▸ TASK PROMPT
Retype the whole listing, please, keeping every line exact and dropping the pictures.

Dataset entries
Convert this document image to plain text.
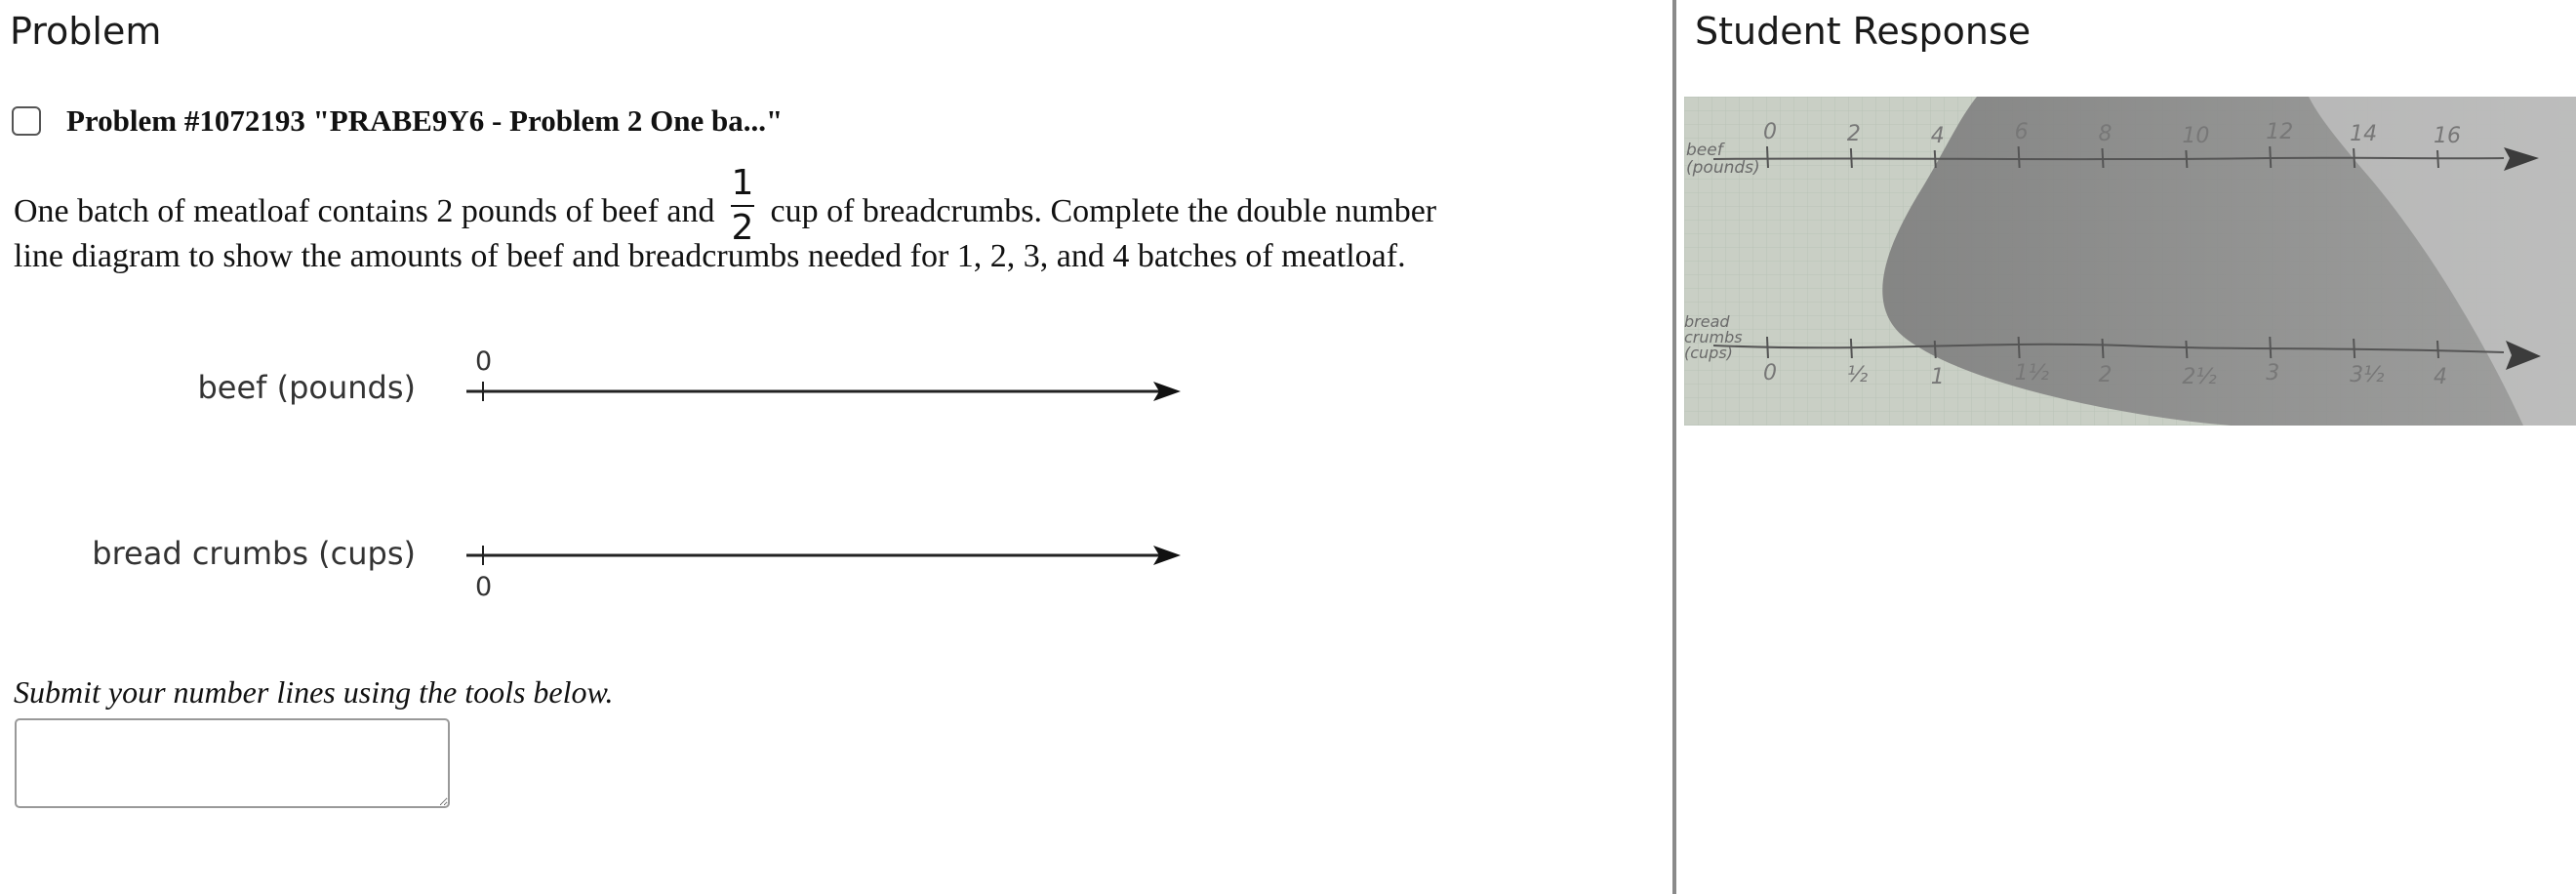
Problem
Problem #1072193 "PRABE9Y6 - Problem 2 One ba..."
One batch of meatloaf contains 2 pounds of beef and $\frac{1}{2}$ cup of breadcrumbs. Complete the double number
line diagram to show the amounts of beef and breadcrumbs needed for 1, 2, 3, and 4 batches of meatloaf.
beef (pounds)
0
bread crumbs (cups)
0
Submit your number lines using the tools below.
Student Response
0	2	4	6	8	10	12	14	16
0	½	1	1½ 2	2½ 3	3½ 4
beef
(pounds)
bread
crumbs
(cups)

▸ THE RESULT
Convert this document image to plain text.
Problem
Problem #1072193 "PRABE9Y6 - Problem 2 One ba..."
One batch of meatloaf contains 2 pounds of beef and $\frac{1}{2}$ cup of breadcrumbs. Complete the double number
line diagram to show the amounts of beef and breadcrumbs needed for 1, 2, 3, and 4 batches of meatloaf.
beef (pounds)
0
bread crumbs (cups)
0
Submit your number lines using the tools below.
Student Response
0	2	4	6	8	10	12	14	16
0	½	1	1½ 2	2½ 3	3½ 4
beef
(pounds)
bread
crumbs
(cups)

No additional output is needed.